Task:
The listing beneath should be written out in full, exactly as shown.

++++++++++

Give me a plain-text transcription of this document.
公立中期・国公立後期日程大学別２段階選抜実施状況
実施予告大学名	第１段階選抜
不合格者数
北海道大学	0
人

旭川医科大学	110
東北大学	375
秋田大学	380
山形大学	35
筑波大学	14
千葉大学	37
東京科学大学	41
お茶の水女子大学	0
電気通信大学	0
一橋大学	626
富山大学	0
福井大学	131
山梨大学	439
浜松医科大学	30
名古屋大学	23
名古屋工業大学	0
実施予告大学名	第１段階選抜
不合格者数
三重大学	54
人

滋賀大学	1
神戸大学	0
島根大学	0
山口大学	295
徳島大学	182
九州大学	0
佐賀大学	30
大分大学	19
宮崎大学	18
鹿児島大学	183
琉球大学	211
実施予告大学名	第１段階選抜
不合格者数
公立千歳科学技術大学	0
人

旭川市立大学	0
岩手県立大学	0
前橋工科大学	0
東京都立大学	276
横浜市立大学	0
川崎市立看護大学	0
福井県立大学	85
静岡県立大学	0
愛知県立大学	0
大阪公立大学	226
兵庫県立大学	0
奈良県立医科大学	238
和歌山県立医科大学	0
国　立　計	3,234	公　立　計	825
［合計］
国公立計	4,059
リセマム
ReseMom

++++++++++

Correct response:
Give me a plain-text transcription of this document.
公立中期・国公立後期日程大学別２段階選抜実施状況
実施予告大学名	第１段階選抜
不合格者数
北海道大学	0
人

旭川医科大学	110
東北大学	375
秋田大学	380
山形大学	35
筑波大学	14
千葉大学	37
東京科学大学	41
お茶の水女子大学	0
電気通信大学	0
一橋大学	626
富山大学	0
福井大学	131
山梨大学	439
浜松医科大学	30
名古屋大学	23
名古屋工業大学	0
実施予告大学名	第１段階選抜
不合格者数
三重大学	54
人

滋賀大学	1
神戸大学	0
島根大学	0
山口大学	295
徳島大学	182
九州大学	0
佐賀大学	30
大分大学	19
宮崎大学	18
鹿児島大学	183
琉球大学	211
実施予告大学名	第１段階選抜
不合格者数
公立千歳科学技術大学	0
人

旭川市立大学	0
岩手県立大学	0
前橋工科大学	0
東京都立大学	276
横浜市立大学	0
川崎市立看護大学	0
福井県立大学	85
静岡県立大学	0
愛知県立大学	0
大阪公立大学	226
兵庫県立大学	0
奈良県立医科大学	238
和歌山県立医科大学	0
国　立　計	3,234	公　立　計	825
［合計］
国公立計	4,059
リセマム
ReseMom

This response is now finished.